→ BRIEF:
Return the listing below in full, with every line exactly as it is.

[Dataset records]
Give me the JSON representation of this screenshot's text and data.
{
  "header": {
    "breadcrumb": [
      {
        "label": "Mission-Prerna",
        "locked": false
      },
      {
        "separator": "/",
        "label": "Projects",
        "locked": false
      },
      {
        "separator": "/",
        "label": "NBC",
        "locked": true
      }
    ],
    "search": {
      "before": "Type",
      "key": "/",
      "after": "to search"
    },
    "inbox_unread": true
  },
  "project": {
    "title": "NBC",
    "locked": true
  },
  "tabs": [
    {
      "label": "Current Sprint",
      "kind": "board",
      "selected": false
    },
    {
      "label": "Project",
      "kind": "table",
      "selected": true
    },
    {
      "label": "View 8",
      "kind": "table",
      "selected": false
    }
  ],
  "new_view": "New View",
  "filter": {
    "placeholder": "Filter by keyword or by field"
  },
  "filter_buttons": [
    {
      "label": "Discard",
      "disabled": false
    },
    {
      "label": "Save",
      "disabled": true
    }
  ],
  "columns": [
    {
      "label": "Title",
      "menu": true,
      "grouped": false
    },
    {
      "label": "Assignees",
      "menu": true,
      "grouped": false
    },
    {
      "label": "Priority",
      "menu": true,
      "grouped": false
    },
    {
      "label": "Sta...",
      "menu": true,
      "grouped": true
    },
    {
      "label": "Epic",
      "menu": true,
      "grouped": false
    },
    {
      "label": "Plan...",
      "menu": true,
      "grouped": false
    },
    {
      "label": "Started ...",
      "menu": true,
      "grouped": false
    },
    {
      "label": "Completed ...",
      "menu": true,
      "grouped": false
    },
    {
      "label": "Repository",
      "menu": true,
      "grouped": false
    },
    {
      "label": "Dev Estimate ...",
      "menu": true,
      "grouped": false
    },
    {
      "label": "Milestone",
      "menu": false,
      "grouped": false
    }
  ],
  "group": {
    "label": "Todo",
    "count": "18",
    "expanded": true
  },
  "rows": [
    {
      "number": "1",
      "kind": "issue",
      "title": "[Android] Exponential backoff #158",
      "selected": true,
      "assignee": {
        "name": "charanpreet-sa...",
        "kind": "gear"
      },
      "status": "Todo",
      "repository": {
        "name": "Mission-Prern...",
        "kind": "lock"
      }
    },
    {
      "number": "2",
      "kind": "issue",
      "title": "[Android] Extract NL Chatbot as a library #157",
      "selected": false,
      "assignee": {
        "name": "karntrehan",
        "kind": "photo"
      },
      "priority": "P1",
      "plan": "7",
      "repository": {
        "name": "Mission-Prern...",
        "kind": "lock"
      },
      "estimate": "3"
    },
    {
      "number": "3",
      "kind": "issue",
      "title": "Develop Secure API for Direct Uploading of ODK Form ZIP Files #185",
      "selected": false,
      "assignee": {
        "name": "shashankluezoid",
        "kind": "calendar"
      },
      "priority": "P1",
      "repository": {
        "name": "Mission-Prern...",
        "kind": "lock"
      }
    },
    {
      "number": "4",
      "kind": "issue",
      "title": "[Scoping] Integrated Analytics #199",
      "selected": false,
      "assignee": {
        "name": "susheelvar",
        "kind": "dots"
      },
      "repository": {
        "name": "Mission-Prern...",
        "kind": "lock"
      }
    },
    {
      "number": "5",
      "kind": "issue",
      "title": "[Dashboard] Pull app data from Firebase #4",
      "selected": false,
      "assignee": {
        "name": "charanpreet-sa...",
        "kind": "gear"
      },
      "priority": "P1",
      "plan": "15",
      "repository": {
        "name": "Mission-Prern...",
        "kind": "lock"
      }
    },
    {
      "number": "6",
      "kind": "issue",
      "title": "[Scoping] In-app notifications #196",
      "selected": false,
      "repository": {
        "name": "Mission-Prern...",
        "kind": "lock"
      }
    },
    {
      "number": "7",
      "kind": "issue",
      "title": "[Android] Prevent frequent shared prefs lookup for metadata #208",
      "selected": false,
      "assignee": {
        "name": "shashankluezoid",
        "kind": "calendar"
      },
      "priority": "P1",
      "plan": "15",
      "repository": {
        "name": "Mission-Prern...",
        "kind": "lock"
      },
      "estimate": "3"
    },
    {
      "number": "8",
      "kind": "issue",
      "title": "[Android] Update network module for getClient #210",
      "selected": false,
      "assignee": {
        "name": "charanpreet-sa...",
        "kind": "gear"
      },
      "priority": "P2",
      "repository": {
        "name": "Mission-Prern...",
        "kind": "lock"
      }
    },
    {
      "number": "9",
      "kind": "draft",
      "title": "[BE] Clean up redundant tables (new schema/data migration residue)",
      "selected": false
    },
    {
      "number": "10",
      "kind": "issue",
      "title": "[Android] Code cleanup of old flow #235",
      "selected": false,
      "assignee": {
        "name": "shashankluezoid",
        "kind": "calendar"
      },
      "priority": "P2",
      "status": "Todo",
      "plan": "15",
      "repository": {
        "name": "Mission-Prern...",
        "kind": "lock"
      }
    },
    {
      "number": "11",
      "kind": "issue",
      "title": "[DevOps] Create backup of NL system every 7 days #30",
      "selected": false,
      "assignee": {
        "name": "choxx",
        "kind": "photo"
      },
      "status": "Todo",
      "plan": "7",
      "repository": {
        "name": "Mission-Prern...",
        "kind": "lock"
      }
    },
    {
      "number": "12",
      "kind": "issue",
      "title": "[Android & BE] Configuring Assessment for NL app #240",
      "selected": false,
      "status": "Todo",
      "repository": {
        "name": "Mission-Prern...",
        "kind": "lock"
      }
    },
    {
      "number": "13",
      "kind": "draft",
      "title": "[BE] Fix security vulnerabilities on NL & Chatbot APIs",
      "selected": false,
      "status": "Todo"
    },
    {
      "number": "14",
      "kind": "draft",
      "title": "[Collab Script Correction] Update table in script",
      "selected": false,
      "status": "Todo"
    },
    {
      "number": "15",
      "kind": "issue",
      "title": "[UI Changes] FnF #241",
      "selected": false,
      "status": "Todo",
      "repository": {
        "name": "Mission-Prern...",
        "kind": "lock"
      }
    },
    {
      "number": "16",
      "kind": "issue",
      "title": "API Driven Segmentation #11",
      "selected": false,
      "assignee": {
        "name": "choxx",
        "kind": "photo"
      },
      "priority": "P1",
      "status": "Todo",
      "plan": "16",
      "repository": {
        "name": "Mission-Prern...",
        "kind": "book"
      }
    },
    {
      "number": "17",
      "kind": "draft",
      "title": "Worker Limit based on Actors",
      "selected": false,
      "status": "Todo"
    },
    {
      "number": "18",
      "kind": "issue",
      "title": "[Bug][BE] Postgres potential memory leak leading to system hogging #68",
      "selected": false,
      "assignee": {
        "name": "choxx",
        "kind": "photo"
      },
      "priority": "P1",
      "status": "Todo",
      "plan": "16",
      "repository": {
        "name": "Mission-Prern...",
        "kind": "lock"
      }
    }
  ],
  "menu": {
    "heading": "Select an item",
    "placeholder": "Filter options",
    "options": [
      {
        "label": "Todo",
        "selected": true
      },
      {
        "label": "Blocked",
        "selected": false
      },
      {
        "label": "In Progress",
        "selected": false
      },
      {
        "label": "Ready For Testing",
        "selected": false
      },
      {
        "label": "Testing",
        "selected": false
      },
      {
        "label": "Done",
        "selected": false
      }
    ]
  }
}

→ ANSWER TO THIS PROBLEM:
Give me the JSON representation of this screenshot's text and data.
{
  "header": {
    "breadcrumb": [
      {
        "label": "Mission-Prerna",
        "locked": false
      },
      {
        "separator": "/",
        "label": "Projects",
        "locked": false
      },
      {
        "separator": "/",
        "label": "NBC",
        "locked": true
      }
    ],
    "search": {
      "before": "Type",
      "key": "/",
      "after": "to search"
    },
    "inbox_unread": true
  },
  "project": {
    "title": "NBC",
    "locked": true
  },
  "tabs": [
    {
      "label": "Current Sprint",
      "kind": "board",
      "selected": false
    },
    {
      "label": "Project",
      "kind": "table",
      "selected": true
    },
    {
      "label": "View 8",
      "kind": "table",
      "selected": false
    }
  ],
  "new_view": "New View",
  "filter": {
    "placeholder": "Filter by keyword or by field"
  },
  "filter_buttons": [
    {
      "label": "Discard",
      "disabled": false
    },
    {
      "label": "Save",
      "disabled": true
    }
  ],
  "columns": [
    {
      "label": "Title",
      "menu": true,
      "grouped": false
    },
    {
      "label": "Assignees",
      "menu": true,
      "grouped": false
    },
    {
      "label": "Priority",
      "menu": true,
      "grouped": false
    },
    {
      "label": "Sta...",
      "menu": true,
      "grouped": true
    },
    {
      "label": "Epic",
      "menu": true,
      "grouped": false
    },
    {
      "label": "Plan...",
      "menu": true,
      "grouped": false
    },
    {
      "label": "Started ...",
      "menu": true,
      "grouped": false
    },
    {
      "label": "Completed ...",
      "menu": true,
      "grouped": false
    },
    {
      "label": "Repository",
      "menu": true,
      "grouped": false
    },
    {
      "label": "Dev Estimate ...",
      "menu": true,
      "grouped": false
    },
    {
      "label": "Milestone",
      "menu": false,
      "grouped": false
    }
  ],
  "group": {
    "label": "Todo",
    "count": "18",
    "expanded": true
  },
  "rows": [
    {
      "number": "1",
      "kind": "issue",
      "title": "[Android] Exponential backoff #158",
      "selected": true,
      "assignee": {
        "name": "charanpreet-sa...",
        "kind": "gear"
      },
      "status": "Todo",
      "repository": {
        "name": "Mission-Prern...",
        "kind": "lock"
      }
    },
    {
      "number": "2",
      "kind": "issue",
      "title": "[Android] Extract NL Chatbot as a library #157",
      "selected": false,
      "assignee": {
        "name": "karntrehan",
        "kind": "photo"
      },
      "priority": "P1",
      "plan": "7",
      "repository": {
        "name": "Mission-Prern...",
        "kind": "lock"
      },
      "estimate": "3"
    },
    {
      "number": "3",
      "kind": "issue",
      "title": "Develop Secure API for Direct Uploading of ODK Form ZIP Files #185",
      "selected": false,
      "assignee": {
        "name": "shashankluezoid",
        "kind": "calendar"
      },
      "priority": "P1",
      "repository": {
        "name": "Mission-Prern...",
        "kind": "lock"
      }
    },
    {
      "number": "4",
      "kind": "issue",
      "title": "[Scoping] Integrated Analytics #199",
      "selected": false,
      "assignee": {
        "name": "susheelvar",
        "kind": "dots"
      },
      "repository": {
        "name": "Mission-Prern...",
        "kind": "lock"
      }
    },
    {
      "number": "5",
      "kind": "issue",
      "title": "[Dashboard] Pull app data from Firebase #4",
      "selected": false,
      "assignee": {
        "name": "charanpreet-sa...",
        "kind": "gear"
      },
      "priority": "P1",
      "plan": "15",
      "repository": {
        "name": "Mission-Prern...",
        "kind": "lock"
      }
    },
    {
      "number": "6",
      "kind": "issue",
      "title": "[Scoping] In-app notifications #196",
      "selected": false,
      "repository": {
        "name": "Mission-Prern...",
        "kind": "lock"
      }
    },
    {
      "number": "7",
      "kind": "issue",
      "title": "[Android] Prevent frequent shared prefs lookup for metadata #208",
      "selected": false,
      "assignee": {
        "name": "shashankluezoid",
        "kind": "calendar"
      },
      "priority": "P1",
      "plan": "15",
      "repository": {
        "name": "Mission-Prern...",
        "kind": "lock"
      },
      "estimate": "3"
    },
    {
      "number": "8",
      "kind": "issue",
      "title": "[Android] Update network module for getClient #210",
      "selected": false,
      "assignee": {
        "name": "charanpreet-sa...",
        "kind": "gear"
      },
      "priority": "P2",
      "repository": {
        "name": "Mission-Prern...",
        "kind": "lock"
      }
    },
    {
      "number": "9",
      "kind": "draft",
      "title": "[BE] Clean up redundant tables (new schema/data migration residue)",
      "selected": false
    },
    {
      "number": "10",
      "kind": "issue",
      "title": "[Android] Code cleanup of old flow #235",
      "selected": false,
      "assignee": {
        "name": "shashankluezoid",
        "kind": "calendar"
      },
      "priority": "P2",
      "status": "Todo",
      "plan": "15",
      "repository": {
        "name": "Mission-Prern...",
        "kind": "lock"
      }
    },
    {
      "number": "11",
      "kind": "issue",
      "title": "[DevOps] Create backup of NL system every 7 days #30",
      "selected": false,
      "assignee": {
        "name": "choxx",
        "kind": "photo"
      },
      "status": "Todo",
      "plan": "7",
      "repository": {
        "name": "Mission-Prern...",
        "kind": "lock"
      }
    },
    {
      "number": "12",
      "kind": "issue",
      "title": "[Android & BE] Configuring Assessment for NL app #240",
      "selected": false,
      "status": "Todo",
      "repository": {
        "name": "Mission-Prern...",
        "kind": "lock"
      }
    },
    {
      "number": "13",
      "kind": "draft",
      "title": "[BE] Fix security vulnerabilities on NL & Chatbot APIs",
      "selected": false,
      "status": "Todo"
    },
    {
      "number": "14",
      "kind": "draft",
      "title": "[Collab Script Correction] Update table in script",
      "selected": false,
      "status": "Todo"
    },
    {
      "number": "15",
      "kind": "issue",
      "title": "[UI Changes] FnF #241",
      "selected": false,
      "status": "Todo",
      "repository": {
        "name": "Mission-Prern...",
        "kind": "lock"
      }
    },
    {
      "number": "16",
      "kind": "issue",
      "title": "API Driven Segmentation #11",
      "selected": false,
      "assignee": {
        "name": "choxx",
        "kind": "photo"
      },
      "priority": "P1",
      "status": "Todo",
      "plan": "16",
      "repository": {
        "name": "Mission-Prern...",
        "kind": "book"
      }
    },
    {
      "number": "17",
      "kind": "draft",
      "title": "Worker Limit based on Actors",
      "selected": false,
      "status": "Todo"
    },
    {
      "number": "18",
      "kind": "issue",
      "title": "[Bug][BE] Postgres potential memory leak leading to system hogging #68",
      "selected": false,
      "assignee": {
        "name": "choxx",
        "kind": "photo"
      },
      "priority": "P1",
      "status": "Todo",
      "plan": "16",
      "repository": {
        "name": "Mission-Prern...",
        "kind": "lock"
      }
    }
  ],
  "menu": {
    "heading": "Select an item",
    "placeholder": "Filter options",
    "options": [
      {
        "label": "Todo",
        "selected": true
      },
      {
        "label": "Blocked",
        "selected": false
      },
      {
        "label": "In Progress",
        "selected": false
      },
      {
        "label": "Ready For Testing",
        "selected": false
      },
      {
        "label": "Testing",
        "selected": false
      },
      {
        "label": "Done",
        "selected": false
      }
    ]
  }
}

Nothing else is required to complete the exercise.